Problem to solve |
Emit the data below verbatim, stripping out any pictures.

— start —

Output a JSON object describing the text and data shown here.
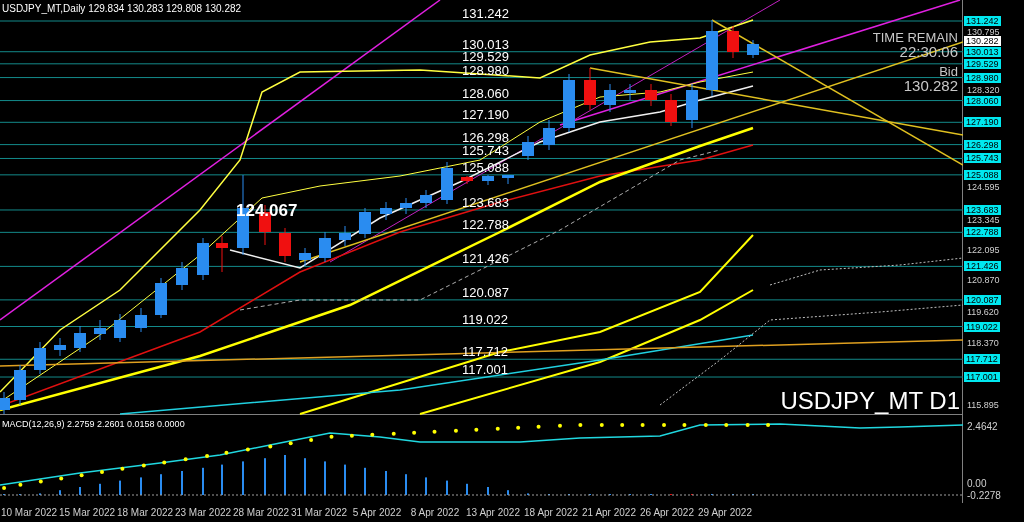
{
  "header": {
    "symbol": "USDJPY_MT,Daily",
    "ohlc": "129.834 130.283 129.808 130.282"
  },
  "levels": [
    {
      "chart_label": "131.242",
      "axis_tag": "131.242"
    },
    {
      "chart_label": "130.013",
      "axis_tag": "130.013"
    },
    {
      "chart_label": "129.529",
      "axis_tag": "129.529"
    },
    {
      "chart_label": "128.980",
      "axis_tag": "128.980"
    },
    {
      "chart_label": "128.060",
      "axis_tag": "128.060"
    },
    {
      "chart_label": "127.190",
      "axis_tag": "127.190"
    },
    {
      "chart_label": "126.298",
      "axis_tag": "126.298"
    },
    {
      "chart_label": "125.743",
      "axis_tag": "125.743"
    },
    {
      "chart_label": "125.088",
      "axis_tag": "125.088"
    },
    {
      "chart_label": "123.683",
      "axis_tag": "123.683"
    },
    {
      "chart_label": "122.788",
      "axis_tag": "122.788"
    },
    {
      "chart_label": "121.426",
      "axis_tag": "121.426"
    },
    {
      "chart_label": "120.087",
      "axis_tag": "120.087"
    },
    {
      "chart_label": "119.022",
      "axis_tag": "119.022"
    },
    {
      "chart_label": "117.712",
      "axis_tag": "117.712"
    },
    {
      "chart_label": "117.001",
      "axis_tag": "117.001"
    }
  ],
  "marker_label": "124.067",
  "price_ticks": [
    "130.795",
    "128.320",
    "124.595",
    "123.345",
    "122.095",
    "120.870",
    "119.620",
    "118.370",
    "115.895"
  ],
  "bid_tag": "130.282",
  "info": {
    "time_title": "TIME REMAIN",
    "time_value": "22:30:06",
    "bid_title": "Bid",
    "bid_value": "130.282"
  },
  "symbol_label": "USDJPY_MT D1",
  "macd": {
    "label": "MACD(12,26,9) 2.2759 2.2601 0.0158 0.0000",
    "ticks": [
      "2.4642",
      "0.00",
      "-0.2278"
    ]
  },
  "dates": [
    "10 Mar 2022",
    "15 Mar 2022",
    "18 Mar 2022",
    "23 Mar 2022",
    "28 Mar 2022",
    "31 Mar 2022",
    "5 Apr 2022",
    "8 Apr 2022",
    "13 Apr 2022",
    "18 Apr 2022",
    "21 Apr 2022",
    "26 Apr 2022",
    "29 Apr 2022"
  ]
}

— end —

Correct result |
Output a JSON object describing the text and data shown here.
{
  "header": {
    "symbol": "USDJPY_MT,Daily",
    "ohlc": "129.834 130.283 129.808 130.282"
  },
  "levels": [
    {
      "chart_label": "131.242",
      "axis_tag": "131.242"
    },
    {
      "chart_label": "130.013",
      "axis_tag": "130.013"
    },
    {
      "chart_label": "129.529",
      "axis_tag": "129.529"
    },
    {
      "chart_label": "128.980",
      "axis_tag": "128.980"
    },
    {
      "chart_label": "128.060",
      "axis_tag": "128.060"
    },
    {
      "chart_label": "127.190",
      "axis_tag": "127.190"
    },
    {
      "chart_label": "126.298",
      "axis_tag": "126.298"
    },
    {
      "chart_label": "125.743",
      "axis_tag": "125.743"
    },
    {
      "chart_label": "125.088",
      "axis_tag": "125.088"
    },
    {
      "chart_label": "123.683",
      "axis_tag": "123.683"
    },
    {
      "chart_label": "122.788",
      "axis_tag": "122.788"
    },
    {
      "chart_label": "121.426",
      "axis_tag": "121.426"
    },
    {
      "chart_label": "120.087",
      "axis_tag": "120.087"
    },
    {
      "chart_label": "119.022",
      "axis_tag": "119.022"
    },
    {
      "chart_label": "117.712",
      "axis_tag": "117.712"
    },
    {
      "chart_label": "117.001",
      "axis_tag": "117.001"
    }
  ],
  "marker_label": "124.067",
  "price_ticks": [
    "130.795",
    "128.320",
    "124.595",
    "123.345",
    "122.095",
    "120.870",
    "119.620",
    "118.370",
    "115.895"
  ],
  "bid_tag": "130.282",
  "info": {
    "time_title": "TIME REMAIN",
    "time_value": "22:30:06",
    "bid_title": "Bid",
    "bid_value": "130.282"
  },
  "symbol_label": "USDJPY_MT D1",
  "macd": {
    "label": "MACD(12,26,9) 2.2759 2.2601 0.0158 0.0000",
    "ticks": [
      "2.4642",
      "0.00",
      "-0.2278"
    ]
  },
  "dates": [
    "10 Mar 2022",
    "15 Mar 2022",
    "18 Mar 2022",
    "23 Mar 2022",
    "28 Mar 2022",
    "31 Mar 2022",
    "5 Apr 2022",
    "8 Apr 2022",
    "13 Apr 2022",
    "18 Apr 2022",
    "21 Apr 2022",
    "26 Apr 2022",
    "29 Apr 2022"
  ]
}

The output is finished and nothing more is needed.